Dataset records
◆ ◆ ◆ ◆ ◆ ◆ ◆

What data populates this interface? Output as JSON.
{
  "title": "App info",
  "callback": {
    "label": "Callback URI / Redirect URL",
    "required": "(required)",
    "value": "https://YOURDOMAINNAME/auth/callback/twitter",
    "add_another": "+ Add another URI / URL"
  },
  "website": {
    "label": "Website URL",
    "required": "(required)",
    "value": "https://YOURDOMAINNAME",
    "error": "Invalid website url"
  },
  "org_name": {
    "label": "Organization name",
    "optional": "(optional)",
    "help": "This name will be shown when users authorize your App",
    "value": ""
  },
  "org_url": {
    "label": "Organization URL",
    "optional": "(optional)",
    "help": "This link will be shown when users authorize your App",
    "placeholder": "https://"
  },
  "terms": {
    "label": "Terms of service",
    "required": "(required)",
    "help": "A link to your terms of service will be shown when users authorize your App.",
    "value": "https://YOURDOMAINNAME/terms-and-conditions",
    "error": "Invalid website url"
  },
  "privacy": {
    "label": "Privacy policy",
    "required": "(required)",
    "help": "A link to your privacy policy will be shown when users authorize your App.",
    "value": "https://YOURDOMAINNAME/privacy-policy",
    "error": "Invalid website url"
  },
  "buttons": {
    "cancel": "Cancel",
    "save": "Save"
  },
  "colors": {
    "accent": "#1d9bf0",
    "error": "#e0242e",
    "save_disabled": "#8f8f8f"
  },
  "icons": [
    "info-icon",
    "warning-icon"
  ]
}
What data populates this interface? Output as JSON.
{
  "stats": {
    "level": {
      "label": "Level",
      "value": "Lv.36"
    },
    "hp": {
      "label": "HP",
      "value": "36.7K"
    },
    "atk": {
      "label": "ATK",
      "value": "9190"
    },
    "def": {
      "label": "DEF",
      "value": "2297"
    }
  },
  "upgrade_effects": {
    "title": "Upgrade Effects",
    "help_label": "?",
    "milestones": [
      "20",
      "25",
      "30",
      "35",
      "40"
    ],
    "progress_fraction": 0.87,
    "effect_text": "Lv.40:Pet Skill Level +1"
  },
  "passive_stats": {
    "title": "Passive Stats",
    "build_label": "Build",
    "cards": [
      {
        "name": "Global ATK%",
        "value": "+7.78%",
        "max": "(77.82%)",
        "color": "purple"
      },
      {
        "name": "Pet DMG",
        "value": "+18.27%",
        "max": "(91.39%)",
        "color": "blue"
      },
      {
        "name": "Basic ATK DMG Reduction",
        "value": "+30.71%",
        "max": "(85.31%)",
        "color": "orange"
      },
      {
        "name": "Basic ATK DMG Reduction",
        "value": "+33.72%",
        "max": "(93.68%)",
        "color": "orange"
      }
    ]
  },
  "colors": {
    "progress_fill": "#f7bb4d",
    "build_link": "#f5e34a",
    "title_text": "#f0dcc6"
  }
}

◆ ◆ ◆ ◆ ◆ ◆ ◆

*REQUIRED WORK*
Give only the number of lines in the data that hold the word "service".

*SOLVED PROBLEM*
2